* _Collected data entries_:
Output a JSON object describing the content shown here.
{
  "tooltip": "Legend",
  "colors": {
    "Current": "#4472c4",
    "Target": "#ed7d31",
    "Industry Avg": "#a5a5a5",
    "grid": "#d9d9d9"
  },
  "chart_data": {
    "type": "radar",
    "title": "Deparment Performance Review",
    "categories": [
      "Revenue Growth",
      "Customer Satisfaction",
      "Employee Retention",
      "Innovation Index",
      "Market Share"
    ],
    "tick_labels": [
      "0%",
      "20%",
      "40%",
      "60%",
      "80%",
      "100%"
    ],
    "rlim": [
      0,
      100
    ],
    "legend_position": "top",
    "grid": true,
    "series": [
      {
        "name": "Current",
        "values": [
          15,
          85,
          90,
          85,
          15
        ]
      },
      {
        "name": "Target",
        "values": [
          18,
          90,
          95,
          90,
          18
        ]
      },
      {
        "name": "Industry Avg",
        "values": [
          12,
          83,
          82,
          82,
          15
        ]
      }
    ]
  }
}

* _Task prompt_: Set down the material above again, word for word.

* _Answer to the exercise_:
Output a JSON object describing the content shown here.
{
  "tooltip": "Legend",
  "colors": {
    "Current": "#4472c4",
    "Target": "#ed7d31",
    "Industry Avg": "#a5a5a5",
    "grid": "#d9d9d9"
  },
  "chart_data": {
    "type": "radar",
    "title": "Deparment Performance Review",
    "categories": [
      "Revenue Growth",
      "Customer Satisfaction",
      "Employee Retention",
      "Innovation Index",
      "Market Share"
    ],
    "tick_labels": [
      "0%",
      "20%",
      "40%",
      "60%",
      "80%",
      "100%"
    ],
    "rlim": [
      0,
      100
    ],
    "legend_position": "top",
    "grid": true,
    "series": [
      {
        "name": "Current",
        "values": [
          15,
          85,
          90,
          85,
          15
        ]
      },
      {
        "name": "Target",
        "values": [
          18,
          90,
          95,
          90,
          18
        ]
      },
      {
        "name": "Industry Avg",
        "values": [
          12,
          83,
          82,
          82,
          15
        ]
      }
    ]
  }
}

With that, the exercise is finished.